Recorded data.
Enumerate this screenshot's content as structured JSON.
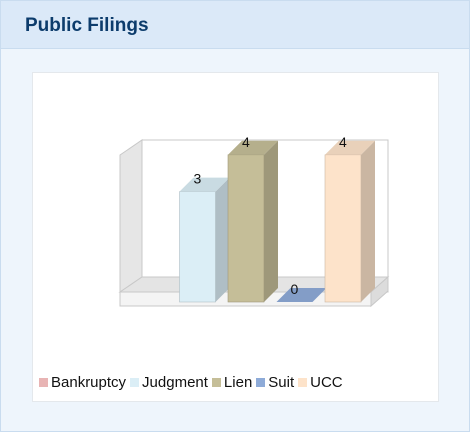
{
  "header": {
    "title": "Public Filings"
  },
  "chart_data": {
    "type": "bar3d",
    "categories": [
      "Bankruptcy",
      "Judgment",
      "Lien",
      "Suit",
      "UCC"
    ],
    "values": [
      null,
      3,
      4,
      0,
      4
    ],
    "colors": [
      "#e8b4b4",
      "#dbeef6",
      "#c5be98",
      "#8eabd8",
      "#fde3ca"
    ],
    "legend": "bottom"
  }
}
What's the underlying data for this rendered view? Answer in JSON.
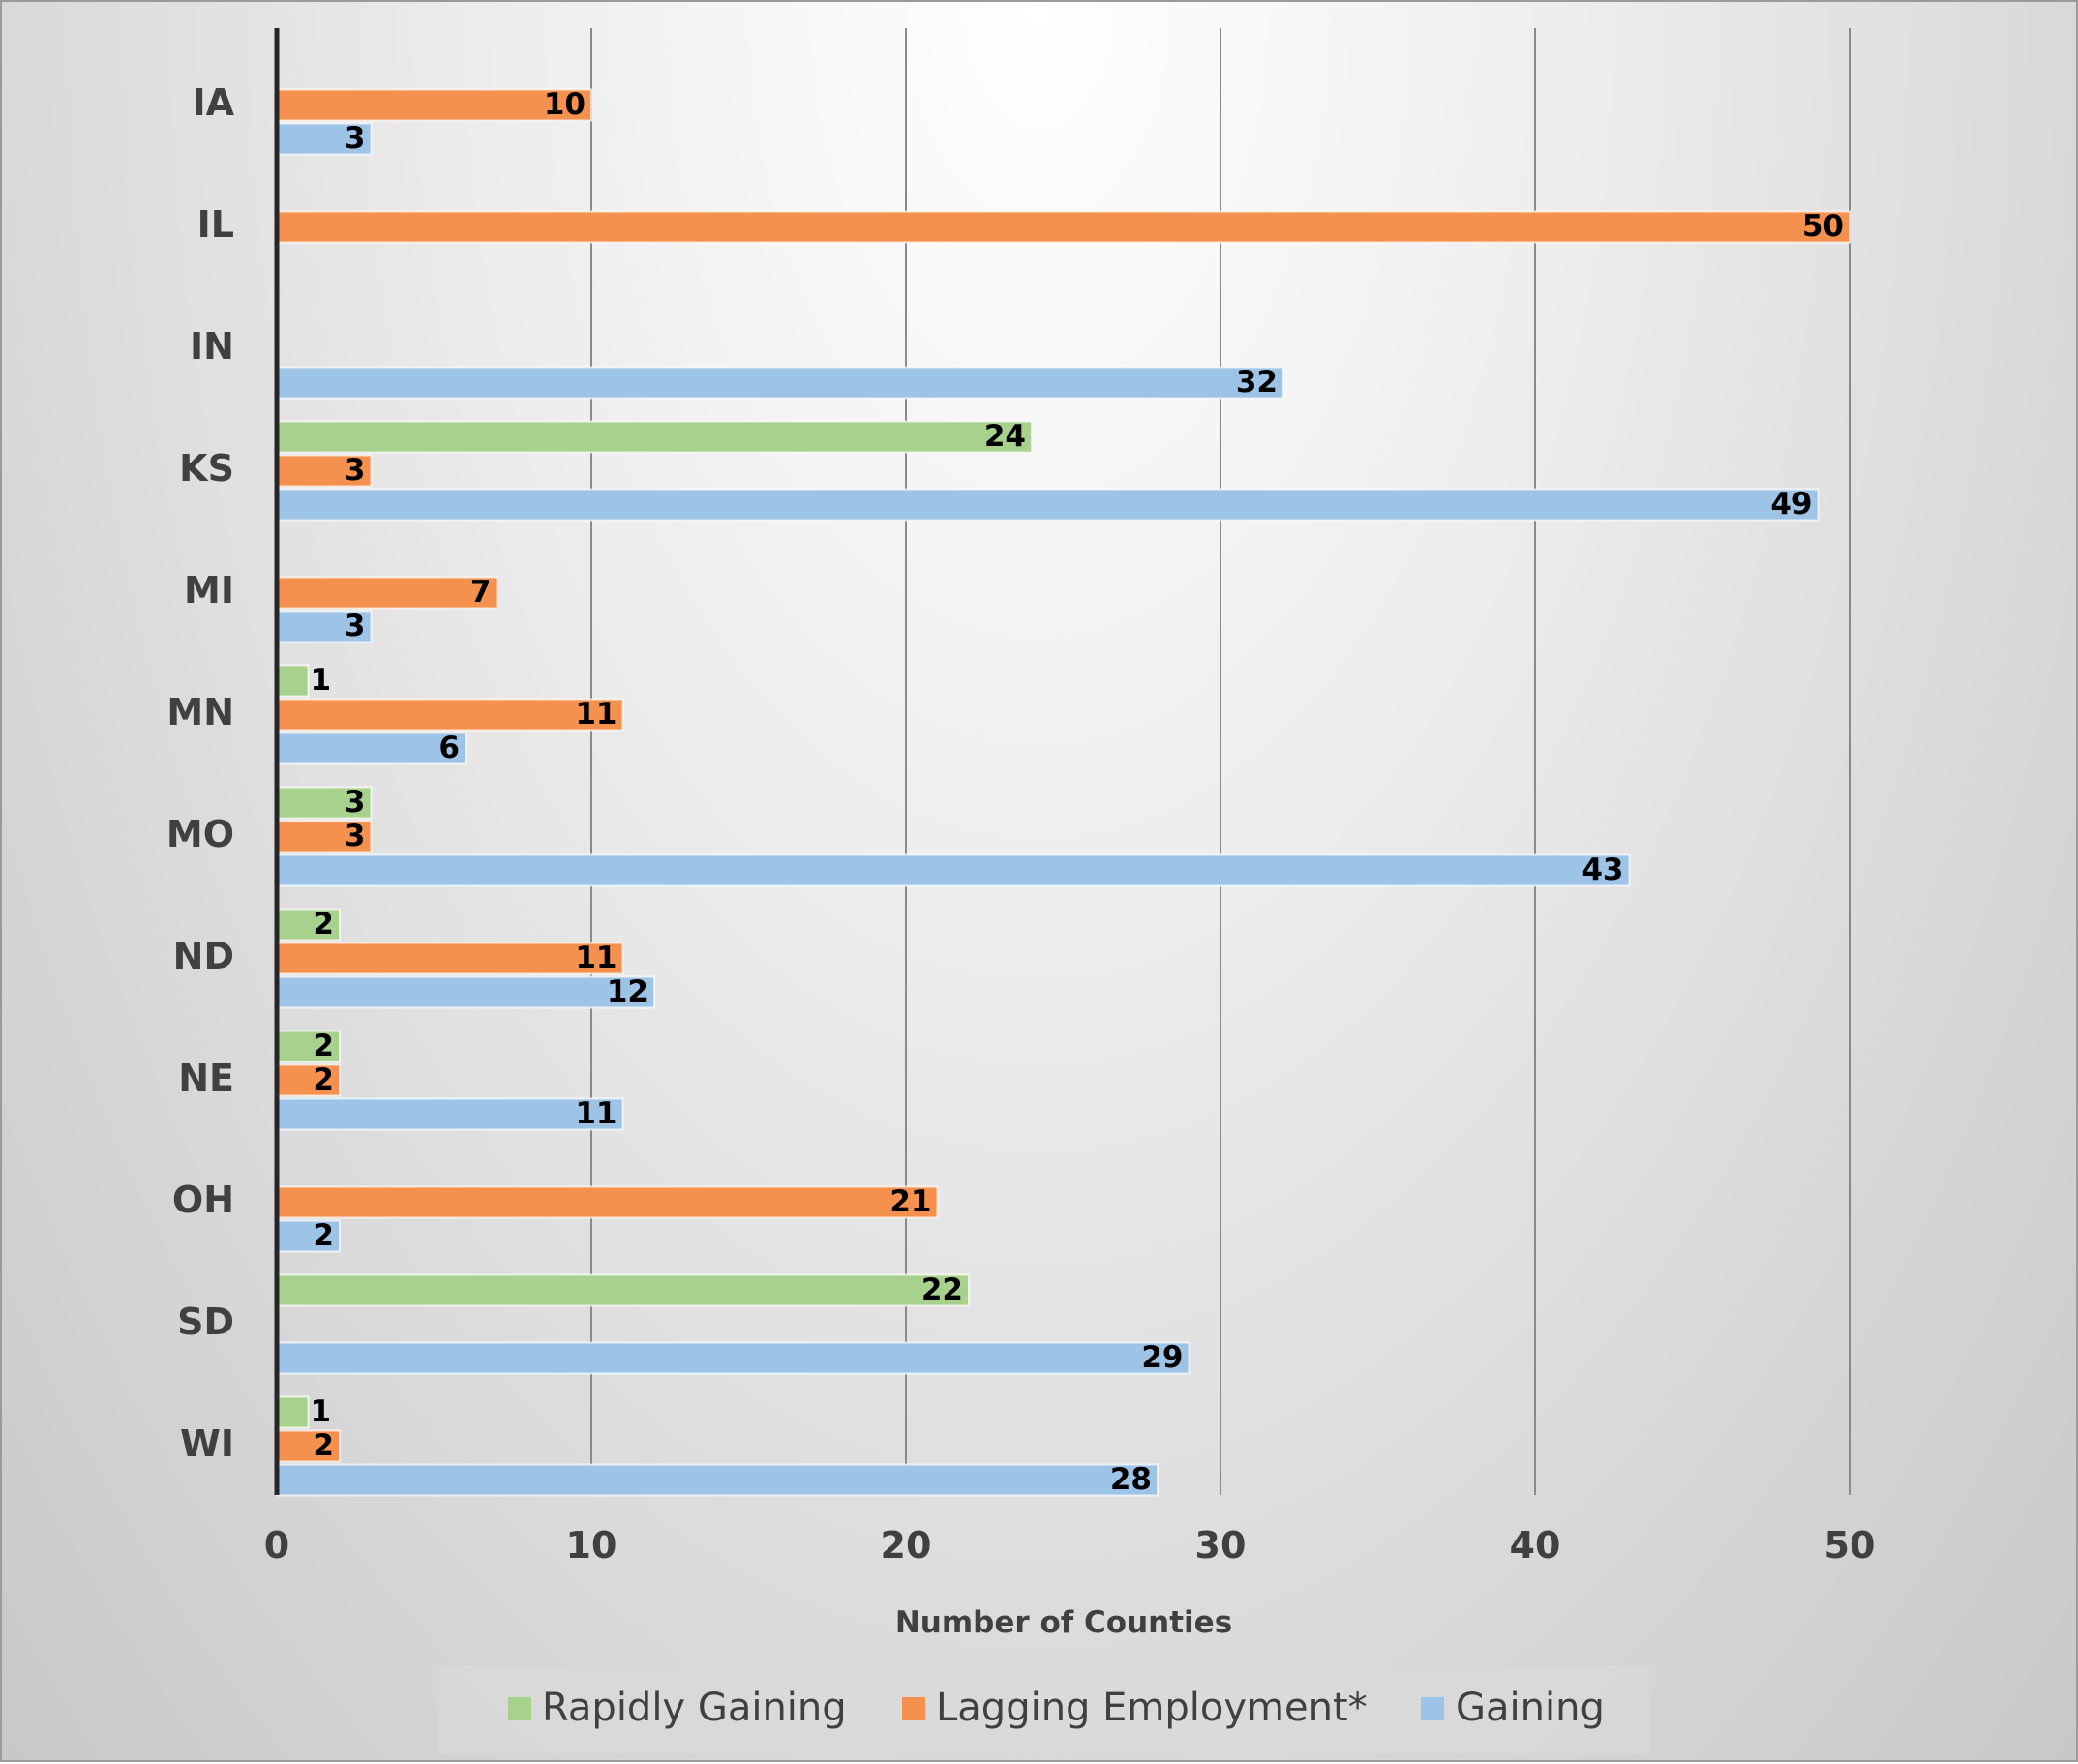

---

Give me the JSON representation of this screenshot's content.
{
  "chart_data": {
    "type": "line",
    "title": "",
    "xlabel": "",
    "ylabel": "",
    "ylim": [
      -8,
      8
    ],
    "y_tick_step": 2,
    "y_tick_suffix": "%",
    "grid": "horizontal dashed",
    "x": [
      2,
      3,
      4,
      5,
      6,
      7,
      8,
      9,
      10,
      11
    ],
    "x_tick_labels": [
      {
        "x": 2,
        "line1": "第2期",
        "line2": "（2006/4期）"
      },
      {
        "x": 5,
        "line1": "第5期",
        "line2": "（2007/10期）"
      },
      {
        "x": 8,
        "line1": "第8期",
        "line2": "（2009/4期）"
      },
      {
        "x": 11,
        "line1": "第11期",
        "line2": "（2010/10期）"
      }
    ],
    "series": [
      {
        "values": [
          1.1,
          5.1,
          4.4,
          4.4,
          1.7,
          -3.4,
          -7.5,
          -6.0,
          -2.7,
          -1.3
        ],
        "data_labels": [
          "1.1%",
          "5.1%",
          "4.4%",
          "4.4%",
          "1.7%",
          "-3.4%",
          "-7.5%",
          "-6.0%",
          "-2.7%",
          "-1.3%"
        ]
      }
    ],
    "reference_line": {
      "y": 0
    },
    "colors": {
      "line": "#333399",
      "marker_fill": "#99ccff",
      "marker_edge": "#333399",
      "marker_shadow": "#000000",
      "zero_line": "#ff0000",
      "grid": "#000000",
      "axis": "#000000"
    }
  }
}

Challenge.
Using the data above, set down each line from the line with "Enumerate this screenshot's" to the line with "What's the underlying" exactly, both ends included, and leave the pictures behind. Nothing else belongs.

Task result.
Enumerate this screenshot's content as structured JSON.
{
  "header": {
    "title": "Public Filings"
  },
  "chart_data": {
    "type": "bar3d",
    "categories": [
      "Bankruptcy",
      "Judgment",
      "Lien",
      "Suit",
      "UCC"
    ],
    "values": [
      null,
      3,
      4,
      0,
      4
    ],
    "colors": [
      "#e8b4b4",
      "#dbeef6",
      "#c5be98",
      "#8eabd8",
      "#fde3ca"
    ],
    "legend": "bottom"
  }
}
What's the underlying data for this rendered view? Answer in JSON.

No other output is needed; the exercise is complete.